[Entries taken from a collection]
┄┄┄┄┄┄

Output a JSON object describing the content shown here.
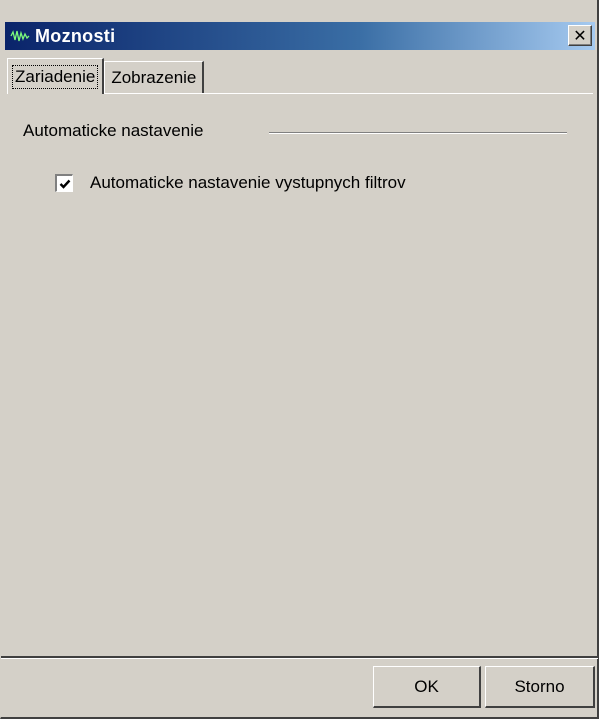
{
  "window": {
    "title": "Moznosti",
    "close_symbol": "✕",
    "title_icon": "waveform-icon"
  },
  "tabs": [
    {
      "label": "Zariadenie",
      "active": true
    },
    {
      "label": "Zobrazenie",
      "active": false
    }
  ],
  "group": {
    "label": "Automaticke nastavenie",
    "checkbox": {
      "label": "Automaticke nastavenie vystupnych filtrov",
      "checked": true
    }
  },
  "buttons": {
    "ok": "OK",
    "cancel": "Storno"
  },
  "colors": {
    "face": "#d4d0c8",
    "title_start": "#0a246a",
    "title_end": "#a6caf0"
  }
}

┄┄┄┄┄┄

• **Stated goal**
Transcribe the full listing above exactly, with the images removed.

• **Task solution**
Output a JSON object describing the content shown here.
{
  "window": {
    "title": "Moznosti",
    "close_symbol": "✕",
    "title_icon": "waveform-icon"
  },
  "tabs": [
    {
      "label": "Zariadenie",
      "active": true
    },
    {
      "label": "Zobrazenie",
      "active": false
    }
  ],
  "group": {
    "label": "Automaticke nastavenie",
    "checkbox": {
      "label": "Automaticke nastavenie vystupnych filtrov",
      "checked": true
    }
  },
  "buttons": {
    "ok": "OK",
    "cancel": "Storno"
  },
  "colors": {
    "face": "#d4d0c8",
    "title_start": "#0a246a",
    "title_end": "#a6caf0"
  }
}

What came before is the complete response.